Stated exercise: Please give the data below again in full, exactly as it stands.

[Data items]
········

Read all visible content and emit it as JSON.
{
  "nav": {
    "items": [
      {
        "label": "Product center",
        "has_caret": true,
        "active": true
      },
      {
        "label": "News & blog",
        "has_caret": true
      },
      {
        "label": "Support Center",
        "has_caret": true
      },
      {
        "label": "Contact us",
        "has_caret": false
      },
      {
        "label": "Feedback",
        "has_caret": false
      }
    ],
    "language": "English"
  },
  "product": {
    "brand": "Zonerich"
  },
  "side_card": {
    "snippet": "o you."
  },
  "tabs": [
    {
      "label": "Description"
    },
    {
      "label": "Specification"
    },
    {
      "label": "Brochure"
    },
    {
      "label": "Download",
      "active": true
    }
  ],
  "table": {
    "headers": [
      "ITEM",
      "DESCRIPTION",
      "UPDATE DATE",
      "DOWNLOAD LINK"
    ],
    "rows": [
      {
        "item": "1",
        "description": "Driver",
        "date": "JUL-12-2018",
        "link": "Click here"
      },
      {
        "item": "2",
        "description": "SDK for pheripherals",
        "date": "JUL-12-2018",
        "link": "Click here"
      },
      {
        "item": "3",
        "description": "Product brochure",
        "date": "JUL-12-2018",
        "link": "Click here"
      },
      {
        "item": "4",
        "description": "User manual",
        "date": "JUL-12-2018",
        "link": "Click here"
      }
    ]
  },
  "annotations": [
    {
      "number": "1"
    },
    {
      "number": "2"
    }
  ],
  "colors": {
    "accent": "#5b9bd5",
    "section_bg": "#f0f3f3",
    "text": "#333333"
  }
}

········

Full response:
Read all visible content and emit it as JSON.
{
  "nav": {
    "items": [
      {
        "label": "Product center",
        "has_caret": true,
        "active": true
      },
      {
        "label": "News & blog",
        "has_caret": true
      },
      {
        "label": "Support Center",
        "has_caret": true
      },
      {
        "label": "Contact us",
        "has_caret": false
      },
      {
        "label": "Feedback",
        "has_caret": false
      }
    ],
    "language": "English"
  },
  "product": {
    "brand": "Zonerich"
  },
  "side_card": {
    "snippet": "o you."
  },
  "tabs": [
    {
      "label": "Description"
    },
    {
      "label": "Specification"
    },
    {
      "label": "Brochure"
    },
    {
      "label": "Download",
      "active": true
    }
  ],
  "table": {
    "headers": [
      "ITEM",
      "DESCRIPTION",
      "UPDATE DATE",
      "DOWNLOAD LINK"
    ],
    "rows": [
      {
        "item": "1",
        "description": "Driver",
        "date": "JUL-12-2018",
        "link": "Click here"
      },
      {
        "item": "2",
        "description": "SDK for pheripherals",
        "date": "JUL-12-2018",
        "link": "Click here"
      },
      {
        "item": "3",
        "description": "Product brochure",
        "date": "JUL-12-2018",
        "link": "Click here"
      },
      {
        "item": "4",
        "description": "User manual",
        "date": "JUL-12-2018",
        "link": "Click here"
      }
    ]
  },
  "annotations": [
    {
      "number": "1"
    },
    {
      "number": "2"
    }
  ],
  "colors": {
    "accent": "#5b9bd5",
    "section_bg": "#f0f3f3",
    "text": "#333333"
  }
}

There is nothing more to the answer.